- **Work to complete**:
Transcribe the listing word for word.

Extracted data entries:
* Start *

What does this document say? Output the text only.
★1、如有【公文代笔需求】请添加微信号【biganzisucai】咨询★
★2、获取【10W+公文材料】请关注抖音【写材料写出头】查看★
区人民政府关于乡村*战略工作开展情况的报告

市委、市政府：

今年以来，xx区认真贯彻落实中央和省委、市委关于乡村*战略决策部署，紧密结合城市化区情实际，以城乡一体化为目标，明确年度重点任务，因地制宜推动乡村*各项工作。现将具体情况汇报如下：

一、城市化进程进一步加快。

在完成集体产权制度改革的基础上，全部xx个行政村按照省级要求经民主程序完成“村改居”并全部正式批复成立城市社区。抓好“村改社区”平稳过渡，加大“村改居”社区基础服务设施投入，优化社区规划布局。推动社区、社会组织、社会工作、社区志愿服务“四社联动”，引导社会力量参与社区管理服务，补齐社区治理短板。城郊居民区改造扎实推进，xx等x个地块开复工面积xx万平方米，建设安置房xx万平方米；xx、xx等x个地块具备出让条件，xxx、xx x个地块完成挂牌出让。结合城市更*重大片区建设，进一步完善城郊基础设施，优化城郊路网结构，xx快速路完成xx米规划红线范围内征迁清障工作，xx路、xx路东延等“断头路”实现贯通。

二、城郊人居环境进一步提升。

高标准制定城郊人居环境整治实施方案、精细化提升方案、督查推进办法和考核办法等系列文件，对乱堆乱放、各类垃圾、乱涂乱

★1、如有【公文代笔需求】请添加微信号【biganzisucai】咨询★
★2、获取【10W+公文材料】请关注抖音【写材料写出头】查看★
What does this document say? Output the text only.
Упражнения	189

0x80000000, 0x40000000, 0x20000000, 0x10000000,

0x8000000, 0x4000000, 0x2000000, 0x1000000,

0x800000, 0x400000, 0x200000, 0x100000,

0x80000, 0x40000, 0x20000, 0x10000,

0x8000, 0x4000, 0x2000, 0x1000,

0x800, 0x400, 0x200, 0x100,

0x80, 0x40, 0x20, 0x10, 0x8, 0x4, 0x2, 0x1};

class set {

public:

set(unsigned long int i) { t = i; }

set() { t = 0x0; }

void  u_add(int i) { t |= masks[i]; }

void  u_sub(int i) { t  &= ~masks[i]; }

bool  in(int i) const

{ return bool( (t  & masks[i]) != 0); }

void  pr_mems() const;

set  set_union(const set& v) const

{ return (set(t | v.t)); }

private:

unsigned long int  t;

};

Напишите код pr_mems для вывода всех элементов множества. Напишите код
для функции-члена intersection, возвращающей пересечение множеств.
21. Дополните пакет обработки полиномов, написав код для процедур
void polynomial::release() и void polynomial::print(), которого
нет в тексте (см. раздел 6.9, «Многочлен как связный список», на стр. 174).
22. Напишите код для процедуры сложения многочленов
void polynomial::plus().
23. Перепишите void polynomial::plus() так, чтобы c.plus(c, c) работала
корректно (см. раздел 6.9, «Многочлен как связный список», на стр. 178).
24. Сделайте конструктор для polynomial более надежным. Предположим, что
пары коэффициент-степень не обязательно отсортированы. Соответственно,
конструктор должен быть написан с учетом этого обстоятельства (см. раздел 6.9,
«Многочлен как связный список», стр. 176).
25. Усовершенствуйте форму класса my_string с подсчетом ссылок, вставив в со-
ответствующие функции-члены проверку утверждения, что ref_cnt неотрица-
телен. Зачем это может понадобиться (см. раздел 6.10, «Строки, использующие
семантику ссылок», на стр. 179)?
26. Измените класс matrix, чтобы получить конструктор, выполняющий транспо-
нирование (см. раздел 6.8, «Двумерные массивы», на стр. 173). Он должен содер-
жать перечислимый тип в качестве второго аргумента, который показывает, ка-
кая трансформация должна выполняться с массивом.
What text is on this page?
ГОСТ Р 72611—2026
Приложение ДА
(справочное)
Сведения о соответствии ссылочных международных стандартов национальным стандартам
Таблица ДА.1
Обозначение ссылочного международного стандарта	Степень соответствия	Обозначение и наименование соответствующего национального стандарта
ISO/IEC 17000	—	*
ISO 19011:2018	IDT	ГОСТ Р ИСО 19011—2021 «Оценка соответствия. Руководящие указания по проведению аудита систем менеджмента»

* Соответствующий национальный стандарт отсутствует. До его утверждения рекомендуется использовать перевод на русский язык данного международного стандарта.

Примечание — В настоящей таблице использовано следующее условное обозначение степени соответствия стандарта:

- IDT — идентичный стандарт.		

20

* End *

- **Answer to this problem**:
What does this document say? Output the text only.
★1、如有【公文代笔需求】请添加微信号【biganzisucai】咨询★
★2、获取【10W+公文材料】请关注抖音【写材料写出头】查看★
区人民政府关于乡村*战略工作开展情况的报告

市委、市政府：

今年以来，xx区认真贯彻落实中央和省委、市委关于乡村*战略决策部署，紧密结合城市化区情实际，以城乡一体化为目标，明确年度重点任务，因地制宜推动乡村*各项工作。现将具体情况汇报如下：

一、城市化进程进一步加快。

在完成集体产权制度改革的基础上，全部xx个行政村按照省级要求经民主程序完成“村改居”并全部正式批复成立城市社区。抓好“村改社区”平稳过渡，加大“村改居”社区基础服务设施投入，优化社区规划布局。推动社区、社会组织、社会工作、社区志愿服务“四社联动”，引导社会力量参与社区管理服务，补齐社区治理短板。城郊居民区改造扎实推进，xx等x个地块开复工面积xx万平方米，建设安置房xx万平方米；xx、xx等x个地块具备出让条件，xxx、xx x个地块完成挂牌出让。结合城市更*重大片区建设，进一步完善城郊基础设施，优化城郊路网结构，xx快速路完成xx米规划红线范围内征迁清障工作，xx路、xx路东延等“断头路”实现贯通。

二、城郊人居环境进一步提升。

高标准制定城郊人居环境整治实施方案、精细化提升方案、督查推进办法和考核办法等系列文件，对乱堆乱放、各类垃圾、乱涂乱

★1、如有【公文代笔需求】请添加微信号【biganzisucai】咨询★
★2、获取【10W+公文材料】请关注抖音【写材料写出头】查看★
What does this document say? Output the text only.
Упражнения	189

0x80000000, 0x40000000, 0x20000000, 0x10000000,

0x8000000, 0x4000000, 0x2000000, 0x1000000,

0x800000, 0x400000, 0x200000, 0x100000,

0x80000, 0x40000, 0x20000, 0x10000,

0x8000, 0x4000, 0x2000, 0x1000,

0x800, 0x400, 0x200, 0x100,

0x80, 0x40, 0x20, 0x10, 0x8, 0x4, 0x2, 0x1};

class set {

public:

set(unsigned long int i) { t = i; }

set() { t = 0x0; }

void  u_add(int i) { t |= masks[i]; }

void  u_sub(int i) { t  &= ~masks[i]; }

bool  in(int i) const

{ return bool( (t  & masks[i]) != 0); }

void  pr_mems() const;

set  set_union(const set& v) const

{ return (set(t | v.t)); }

private:

unsigned long int  t;

};

Напишите код pr_mems для вывода всех элементов множества. Напишите код
для функции-члена intersection, возвращающей пересечение множеств.
21. Дополните пакет обработки полиномов, написав код для процедур
void polynomial::release() и void polynomial::print(), которого
нет в тексте (см. раздел 6.9, «Многочлен как связный список», на стр. 174).
22. Напишите код для процедуры сложения многочленов
void polynomial::plus().
23. Перепишите void polynomial::plus() так, чтобы c.plus(c, c) работала
корректно (см. раздел 6.9, «Многочлен как связный список», на стр. 178).
24. Сделайте конструктор для polynomial более надежным. Предположим, что
пары коэффициент-степень не обязательно отсортированы. Соответственно,
конструктор должен быть написан с учетом этого обстоятельства (см. раздел 6.9,
«Многочлен как связный список», стр. 176).
25. Усовершенствуйте форму класса my_string с подсчетом ссылок, вставив в со-
ответствующие функции-члены проверку утверждения, что ref_cnt неотрица-
телен. Зачем это может понадобиться (см. раздел 6.10, «Строки, использующие
семантику ссылок», на стр. 179)?
26. Измените класс matrix, чтобы получить конструктор, выполняющий транспо-
нирование (см. раздел 6.8, «Двумерные массивы», на стр. 173). Он должен содер-
жать перечислимый тип в качестве второго аргумента, который показывает, ка-
кая трансформация должна выполняться с массивом.
What text is on this page?
ГОСТ Р 72611—2026
Приложение ДА
(справочное)
Сведения о соответствии ссылочных международных стандартов национальным стандартам
Таблица ДА.1
Обозначение ссылочного международного стандарта	Степень соответствия	Обозначение и наименование соответствующего национального стандарта
ISO/IEC 17000	—	*
ISO 19011:2018	IDT	ГОСТ Р ИСО 19011—2021 «Оценка соответствия. Руководящие указания по проведению аудита систем менеджмента»

* Соответствующий национальный стандарт отсутствует. До его утверждения рекомендуется использовать перевод на русский язык данного международного стандарта.

Примечание — В настоящей таблице использовано следующее условное обозначение степени соответствия стандарта:

- IDT — идентичный стандарт.		

20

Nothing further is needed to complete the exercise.